Dataset entries on figures:
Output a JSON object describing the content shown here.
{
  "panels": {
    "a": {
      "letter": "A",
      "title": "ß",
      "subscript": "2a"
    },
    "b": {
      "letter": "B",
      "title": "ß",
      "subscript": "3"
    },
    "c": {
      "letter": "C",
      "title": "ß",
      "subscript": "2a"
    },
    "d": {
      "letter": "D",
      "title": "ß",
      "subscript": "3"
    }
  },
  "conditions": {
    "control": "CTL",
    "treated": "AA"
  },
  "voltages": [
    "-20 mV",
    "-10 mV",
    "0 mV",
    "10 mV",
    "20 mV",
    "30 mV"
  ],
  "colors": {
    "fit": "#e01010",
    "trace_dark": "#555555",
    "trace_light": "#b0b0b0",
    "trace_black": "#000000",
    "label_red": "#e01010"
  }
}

Set problem:
Word for word, extract all the records.

Response to the task:
Output a JSON object describing the content shown here.
{
  "panels": {
    "a": {
      "letter": "A",
      "title": "ß",
      "subscript": "2a"
    },
    "b": {
      "letter": "B",
      "title": "ß",
      "subscript": "3"
    },
    "c": {
      "letter": "C",
      "title": "ß",
      "subscript": "2a"
    },
    "d": {
      "letter": "D",
      "title": "ß",
      "subscript": "3"
    }
  },
  "conditions": {
    "control": "CTL",
    "treated": "AA"
  },
  "voltages": [
    "-20 mV",
    "-10 mV",
    "0 mV",
    "10 mV",
    "20 mV",
    "30 mV"
  ],
  "colors": {
    "fit": "#e01010",
    "trace_dark": "#555555",
    "trace_light": "#b0b0b0",
    "trace_black": "#000000",
    "label_red": "#e01010"
  }
}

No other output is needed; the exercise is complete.